▸ **PROVIDED INFORMATION**
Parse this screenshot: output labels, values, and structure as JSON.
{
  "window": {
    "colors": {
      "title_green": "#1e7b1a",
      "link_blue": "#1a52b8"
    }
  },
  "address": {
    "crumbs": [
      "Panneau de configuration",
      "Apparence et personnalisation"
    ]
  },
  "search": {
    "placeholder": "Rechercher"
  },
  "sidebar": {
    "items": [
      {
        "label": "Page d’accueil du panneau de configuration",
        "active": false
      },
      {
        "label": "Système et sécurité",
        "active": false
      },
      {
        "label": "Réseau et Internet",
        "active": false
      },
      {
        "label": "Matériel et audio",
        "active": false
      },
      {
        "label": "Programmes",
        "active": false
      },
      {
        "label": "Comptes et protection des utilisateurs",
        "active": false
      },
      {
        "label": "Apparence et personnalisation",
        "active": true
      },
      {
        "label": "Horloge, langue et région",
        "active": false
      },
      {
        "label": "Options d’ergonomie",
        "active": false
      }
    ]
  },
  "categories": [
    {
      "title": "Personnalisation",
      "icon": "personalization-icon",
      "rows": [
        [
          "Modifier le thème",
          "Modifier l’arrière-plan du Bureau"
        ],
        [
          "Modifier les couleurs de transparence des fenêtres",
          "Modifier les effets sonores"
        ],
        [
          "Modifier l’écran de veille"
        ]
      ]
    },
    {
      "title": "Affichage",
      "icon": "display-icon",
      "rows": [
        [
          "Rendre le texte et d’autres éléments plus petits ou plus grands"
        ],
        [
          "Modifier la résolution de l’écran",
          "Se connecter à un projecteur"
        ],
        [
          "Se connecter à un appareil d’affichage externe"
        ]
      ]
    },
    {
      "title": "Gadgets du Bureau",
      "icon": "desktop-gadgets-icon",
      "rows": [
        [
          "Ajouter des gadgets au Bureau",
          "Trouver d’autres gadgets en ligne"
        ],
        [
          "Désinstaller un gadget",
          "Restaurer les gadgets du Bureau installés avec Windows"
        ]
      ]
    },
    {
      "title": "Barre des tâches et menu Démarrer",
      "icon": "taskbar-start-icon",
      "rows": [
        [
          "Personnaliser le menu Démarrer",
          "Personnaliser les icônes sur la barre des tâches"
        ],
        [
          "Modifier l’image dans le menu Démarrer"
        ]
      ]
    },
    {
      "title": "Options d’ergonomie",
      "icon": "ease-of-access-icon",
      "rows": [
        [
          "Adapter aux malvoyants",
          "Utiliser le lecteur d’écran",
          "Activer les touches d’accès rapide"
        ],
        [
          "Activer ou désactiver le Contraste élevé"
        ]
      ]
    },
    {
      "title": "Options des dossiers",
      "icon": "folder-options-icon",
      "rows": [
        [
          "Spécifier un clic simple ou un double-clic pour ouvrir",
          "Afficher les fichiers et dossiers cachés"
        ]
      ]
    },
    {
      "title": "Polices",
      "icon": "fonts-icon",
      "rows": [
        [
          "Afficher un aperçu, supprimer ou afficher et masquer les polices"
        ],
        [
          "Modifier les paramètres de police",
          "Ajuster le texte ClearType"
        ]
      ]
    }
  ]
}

▸ **DESCRIPTION OF THE TASK**
How many lines in the entries contain the string "configuration"? Answer with the number only.

▸ **SOLVED PROBLEM**
2